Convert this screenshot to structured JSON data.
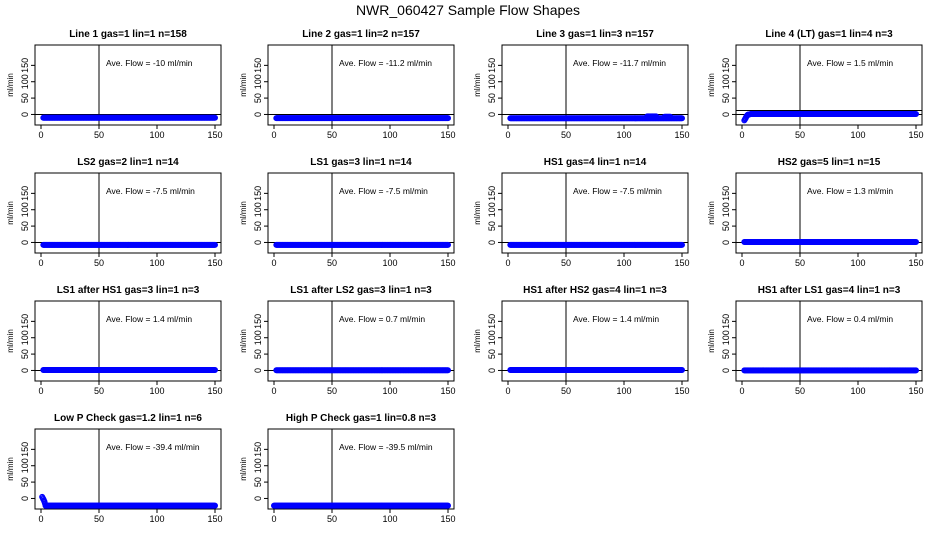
{
  "figure_title": "NWR_060427  Sample Flow Shapes",
  "colors": {
    "points": "#0000ff",
    "axes": "#000000",
    "background": "#ffffff"
  },
  "chart_data": [
    {
      "type": "scatter",
      "title": "Line 1 gas=1 lin=1 n=158",
      "ylabel": "ml/min",
      "annotation": "Ave. Flow =  -10  ml/min",
      "xlim": [
        0,
        150
      ],
      "ylim": [
        -20,
        200
      ],
      "xticks": [
        "0",
        "50",
        "100",
        "150"
      ],
      "yticks": [
        "0",
        "50",
        "100",
        "150"
      ],
      "vline_x": 50,
      "hline_y": [
        0
      ],
      "x": [
        2,
        150
      ],
      "y": [
        -10,
        -10
      ],
      "bumps": []
    },
    {
      "type": "scatter",
      "title": "Line 2 gas=1 lin=2 n=157",
      "ylabel": "ml/min",
      "annotation": "Ave. Flow = -11.2  ml/min",
      "xlim": [
        0,
        150
      ],
      "ylim": [
        -20,
        200
      ],
      "xticks": [
        "0",
        "50",
        "100",
        "150"
      ],
      "yticks": [
        "0",
        "50",
        "100",
        "150"
      ],
      "vline_x": 50,
      "hline_y": [
        0
      ],
      "x": [
        2,
        150
      ],
      "y": [
        -11.2,
        -11.2
      ],
      "bumps": []
    },
    {
      "type": "scatter",
      "title": "Line 3 gas=1 lin=3 n=157",
      "ylabel": "ml/min",
      "annotation": "Ave. Flow =  -11.7  ml/min",
      "xlim": [
        0,
        150
      ],
      "ylim": [
        -20,
        200
      ],
      "xticks": [
        "0",
        "50",
        "100",
        "150"
      ],
      "yticks": [
        "0",
        "50",
        "100",
        "150"
      ],
      "vline_x": 50,
      "hline_y": [
        0
      ],
      "x": [
        2,
        150
      ],
      "y": [
        -11.7,
        -11.7
      ],
      "bumps": [
        {
          "x": [
            120,
            128
          ],
          "y": -6
        },
        {
          "x": [
            135,
            140
          ],
          "y": -7
        }
      ]
    },
    {
      "type": "scatter",
      "title": "Line 4 (LT) gas=1 lin=4 n=3",
      "ylabel": "ml/min",
      "annotation": "Ave. Flow =  1.5  ml/min",
      "xlim": [
        0,
        150
      ],
      "ylim": [
        -20,
        200
      ],
      "xticks": [
        "0",
        "50",
        "100",
        "150"
      ],
      "yticks": [
        "0",
        "50",
        "100",
        "150"
      ],
      "vline_x": 50,
      "hline_y": [
        0,
        12
      ],
      "x": [
        2,
        3,
        4,
        5,
        6,
        8,
        150
      ],
      "y": [
        -18,
        -12,
        -5,
        -1,
        0,
        1.5,
        1.5
      ],
      "bumps": []
    },
    {
      "type": "scatter",
      "title": "LS2 gas=2 lin=1 n=14",
      "ylabel": "ml/min",
      "annotation": "Ave. Flow =  -7.5  ml/min",
      "xlim": [
        0,
        150
      ],
      "ylim": [
        -20,
        200
      ],
      "xticks": [
        "0",
        "50",
        "100",
        "150"
      ],
      "yticks": [
        "0",
        "50",
        "100",
        "150"
      ],
      "vline_x": 50,
      "hline_y": [
        0
      ],
      "x": [
        2,
        150
      ],
      "y": [
        -7.5,
        -7.5
      ],
      "bumps": []
    },
    {
      "type": "scatter",
      "title": "LS1 gas=3 lin=1 n=14",
      "ylabel": "ml/min",
      "annotation": "Ave. Flow =  -7.5  ml/min",
      "xlim": [
        0,
        150
      ],
      "ylim": [
        -20,
        200
      ],
      "xticks": [
        "0",
        "50",
        "100",
        "150"
      ],
      "yticks": [
        "0",
        "50",
        "100",
        "150"
      ],
      "vline_x": 50,
      "hline_y": [
        0
      ],
      "x": [
        2,
        150
      ],
      "y": [
        -7.5,
        -7.5
      ],
      "bumps": []
    },
    {
      "type": "scatter",
      "title": "HS1 gas=4 lin=1 n=14",
      "ylabel": "ml/min",
      "annotation": "Ave. Flow =  -7.5  ml/min",
      "xlim": [
        0,
        150
      ],
      "ylim": [
        -20,
        200
      ],
      "xticks": [
        "0",
        "50",
        "100",
        "150"
      ],
      "yticks": [
        "0",
        "50",
        "100",
        "150"
      ],
      "vline_x": 50,
      "hline_y": [
        0
      ],
      "x": [
        2,
        150
      ],
      "y": [
        -7.5,
        -7.5
      ],
      "bumps": []
    },
    {
      "type": "scatter",
      "title": "HS2 gas=5 lin=1 n=15",
      "ylabel": "ml/min",
      "annotation": "Ave. Flow =  1.3  ml/min",
      "xlim": [
        0,
        150
      ],
      "ylim": [
        -20,
        200
      ],
      "xticks": [
        "0",
        "50",
        "100",
        "150"
      ],
      "yticks": [
        "0",
        "50",
        "100",
        "150"
      ],
      "vline_x": 50,
      "hline_y": [
        0
      ],
      "x": [
        2,
        150
      ],
      "y": [
        1.3,
        1.3
      ],
      "bumps": []
    },
    {
      "type": "scatter",
      "title": "LS1 after HS1 gas=3 lin=1 n=3",
      "ylabel": "ml/min",
      "annotation": "Ave. Flow =  1.4  ml/min",
      "xlim": [
        0,
        150
      ],
      "ylim": [
        -20,
        200
      ],
      "xticks": [
        "0",
        "50",
        "100",
        "150"
      ],
      "yticks": [
        "0",
        "50",
        "100",
        "150"
      ],
      "vline_x": 50,
      "hline_y": [
        0
      ],
      "x": [
        2,
        150
      ],
      "y": [
        1.4,
        1.4
      ],
      "bumps": []
    },
    {
      "type": "scatter",
      "title": "LS1 after LS2 gas=3 lin=1 n=3",
      "ylabel": "ml/min",
      "annotation": "Ave. Flow =  0.7  ml/min",
      "xlim": [
        0,
        150
      ],
      "ylim": [
        -20,
        200
      ],
      "xticks": [
        "0",
        "50",
        "100",
        "150"
      ],
      "yticks": [
        "0",
        "50",
        "100",
        "150"
      ],
      "vline_x": 50,
      "hline_y": [
        0
      ],
      "x": [
        2,
        150
      ],
      "y": [
        0.7,
        0.7
      ],
      "bumps": []
    },
    {
      "type": "scatter",
      "title": "HS1 after HS2 gas=4 lin=1 n=3",
      "ylabel": "ml/min",
      "annotation": "Ave. Flow =  1.4  ml/min",
      "xlim": [
        0,
        150
      ],
      "ylim": [
        -20,
        200
      ],
      "xticks": [
        "0",
        "50",
        "100",
        "150"
      ],
      "yticks": [
        "0",
        "50",
        "100",
        "150"
      ],
      "vline_x": 50,
      "hline_y": [
        0
      ],
      "x": [
        2,
        150
      ],
      "y": [
        1.4,
        1.4
      ],
      "bumps": []
    },
    {
      "type": "scatter",
      "title": "HS1 after LS1 gas=4 lin=1 n=3",
      "ylabel": "ml/min",
      "annotation": "Ave. Flow =  0.4  ml/min",
      "xlim": [
        0,
        150
      ],
      "ylim": [
        -20,
        200
      ],
      "xticks": [
        "0",
        "50",
        "100",
        "150"
      ],
      "yticks": [
        "0",
        "50",
        "100",
        "150"
      ],
      "vline_x": 50,
      "hline_y": [
        0
      ],
      "x": [
        2,
        150
      ],
      "y": [
        0.4,
        0.4
      ],
      "bumps": []
    },
    {
      "type": "scatter",
      "title": "Low P Check gas=1.2 lin=1 n=6",
      "ylabel": "ml/min",
      "annotation": "Ave. Flow = -39.4  ml/min",
      "xlim": [
        0,
        150
      ],
      "ylim": [
        -20,
        200
      ],
      "xticks": [
        "0",
        "50",
        "100",
        "150"
      ],
      "yticks": [
        "0",
        "50",
        "100",
        "150"
      ],
      "vline_x": 50,
      "hline_y": [],
      "x": [
        1,
        2,
        3,
        4,
        150
      ],
      "y": [
        5,
        -2,
        -10,
        -22,
        -22
      ],
      "bumps": []
    },
    {
      "type": "scatter",
      "title": "High P Check gas=1 lin=0.8 n=3",
      "ylabel": "ml/min",
      "annotation": "Ave. Flow = -39.5  ml/min",
      "xlim": [
        0,
        150
      ],
      "ylim": [
        -20,
        200
      ],
      "xticks": [
        "0",
        "50",
        "100",
        "150"
      ],
      "yticks": [
        "0",
        "50",
        "100",
        "150"
      ],
      "vline_x": 50,
      "hline_y": [],
      "x": [
        0,
        150
      ],
      "y": [
        -22,
        -22
      ],
      "bumps": []
    }
  ]
}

• • •

**Work required:** Go through the records. Copy each line where "after" appears.

**Full response:**
      "title": "LS1 after HS1 gas=3 lin=1 n=3",
      "title": "LS1 after LS2 gas=3 lin=1 n=3",
      "title": "HS1 after HS2 gas=4 lin=1 n=3",
      "title": "HS1 after LS1 gas=4 lin=1 n=3",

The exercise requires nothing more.